▶ [Exercise goal]: Your task is to copy every line of this material exactly.

▶ [Extracted entries]:
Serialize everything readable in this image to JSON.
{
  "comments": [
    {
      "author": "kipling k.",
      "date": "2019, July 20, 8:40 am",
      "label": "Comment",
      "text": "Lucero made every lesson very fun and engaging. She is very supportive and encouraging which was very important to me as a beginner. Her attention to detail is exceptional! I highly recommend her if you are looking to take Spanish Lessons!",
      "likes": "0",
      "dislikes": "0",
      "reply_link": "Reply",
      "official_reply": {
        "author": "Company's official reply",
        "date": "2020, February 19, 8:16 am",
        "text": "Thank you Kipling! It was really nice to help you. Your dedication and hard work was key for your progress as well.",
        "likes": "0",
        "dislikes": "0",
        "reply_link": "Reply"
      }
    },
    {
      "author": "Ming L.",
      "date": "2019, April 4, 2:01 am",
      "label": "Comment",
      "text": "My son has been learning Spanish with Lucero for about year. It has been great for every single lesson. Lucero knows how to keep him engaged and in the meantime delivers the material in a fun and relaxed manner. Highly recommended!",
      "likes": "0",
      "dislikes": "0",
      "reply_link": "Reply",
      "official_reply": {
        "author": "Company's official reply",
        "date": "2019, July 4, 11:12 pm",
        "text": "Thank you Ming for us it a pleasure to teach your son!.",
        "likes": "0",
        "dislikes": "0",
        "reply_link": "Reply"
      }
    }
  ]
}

▶ [Full output]:
Serialize everything readable in this image to JSON.
{
  "comments": [
    {
      "author": "kipling k.",
      "date": "2019, July 20, 8:40 am",
      "label": "Comment",
      "text": "Lucero made every lesson very fun and engaging. She is very supportive and encouraging which was very important to me as a beginner. Her attention to detail is exceptional! I highly recommend her if you are looking to take Spanish Lessons!",
      "likes": "0",
      "dislikes": "0",
      "reply_link": "Reply",
      "official_reply": {
        "author": "Company's official reply",
        "date": "2020, February 19, 8:16 am",
        "text": "Thank you Kipling! It was really nice to help you. Your dedication and hard work was key for your progress as well.",
        "likes": "0",
        "dislikes": "0",
        "reply_link": "Reply"
      }
    },
    {
      "author": "Ming L.",
      "date": "2019, April 4, 2:01 am",
      "label": "Comment",
      "text": "My son has been learning Spanish with Lucero for about year. It has been great for every single lesson. Lucero knows how to keep him engaged and in the meantime delivers the material in a fun and relaxed manner. Highly recommended!",
      "likes": "0",
      "dislikes": "0",
      "reply_link": "Reply",
      "official_reply": {
        "author": "Company's official reply",
        "date": "2019, July 4, 11:12 pm",
        "text": "Thank you Ming for us it a pleasure to teach your son!.",
        "likes": "0",
        "dislikes": "0",
        "reply_link": "Reply"
      }
    }
  ]
}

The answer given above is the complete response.